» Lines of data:
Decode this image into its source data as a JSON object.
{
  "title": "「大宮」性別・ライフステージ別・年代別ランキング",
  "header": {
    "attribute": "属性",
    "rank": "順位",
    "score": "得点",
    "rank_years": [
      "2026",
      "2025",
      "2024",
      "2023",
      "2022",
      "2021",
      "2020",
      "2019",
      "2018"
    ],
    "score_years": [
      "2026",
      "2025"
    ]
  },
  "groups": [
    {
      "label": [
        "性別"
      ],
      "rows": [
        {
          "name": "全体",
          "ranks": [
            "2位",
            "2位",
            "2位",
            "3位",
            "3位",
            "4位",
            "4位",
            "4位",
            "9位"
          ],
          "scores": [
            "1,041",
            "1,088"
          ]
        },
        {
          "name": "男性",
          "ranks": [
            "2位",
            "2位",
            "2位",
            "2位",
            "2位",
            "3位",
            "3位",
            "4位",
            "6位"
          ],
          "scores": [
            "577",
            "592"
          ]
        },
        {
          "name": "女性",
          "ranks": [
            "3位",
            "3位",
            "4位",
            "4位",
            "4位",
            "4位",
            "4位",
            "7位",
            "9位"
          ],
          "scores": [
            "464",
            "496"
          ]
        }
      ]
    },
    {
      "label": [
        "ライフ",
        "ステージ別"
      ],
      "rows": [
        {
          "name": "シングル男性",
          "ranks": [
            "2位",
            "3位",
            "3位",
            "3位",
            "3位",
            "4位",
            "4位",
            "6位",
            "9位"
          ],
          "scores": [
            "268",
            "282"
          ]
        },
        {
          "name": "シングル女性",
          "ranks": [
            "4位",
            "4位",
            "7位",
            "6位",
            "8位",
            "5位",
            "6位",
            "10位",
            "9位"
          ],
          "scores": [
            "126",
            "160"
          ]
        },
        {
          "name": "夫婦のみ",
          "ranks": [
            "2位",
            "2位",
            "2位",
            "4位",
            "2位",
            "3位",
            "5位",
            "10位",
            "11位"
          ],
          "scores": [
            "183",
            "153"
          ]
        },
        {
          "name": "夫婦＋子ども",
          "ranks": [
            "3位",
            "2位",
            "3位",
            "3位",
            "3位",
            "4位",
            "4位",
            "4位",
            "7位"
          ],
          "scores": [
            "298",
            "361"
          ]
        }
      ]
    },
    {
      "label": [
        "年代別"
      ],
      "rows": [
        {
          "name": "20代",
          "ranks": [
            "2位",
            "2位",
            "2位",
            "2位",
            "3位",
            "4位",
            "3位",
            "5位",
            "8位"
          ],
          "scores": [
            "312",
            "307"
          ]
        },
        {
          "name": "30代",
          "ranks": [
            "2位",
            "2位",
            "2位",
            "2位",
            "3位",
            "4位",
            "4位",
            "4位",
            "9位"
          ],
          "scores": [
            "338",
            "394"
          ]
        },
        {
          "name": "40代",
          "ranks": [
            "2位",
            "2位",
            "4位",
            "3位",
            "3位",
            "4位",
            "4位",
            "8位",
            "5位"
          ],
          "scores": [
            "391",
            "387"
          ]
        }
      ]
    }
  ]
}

» What you need to do:
Whenever "name" turns up in a line, pick that line out.

» Response below:
          "name": "全体",
          "name": "男性",
          "name": "女性",
          "name": "シングル男性",
          "name": "シングル女性",
          "name": "夫婦のみ",
          "name": "夫婦＋子ども",
          "name": "20代",
          "name": "30代",
          "name": "40代",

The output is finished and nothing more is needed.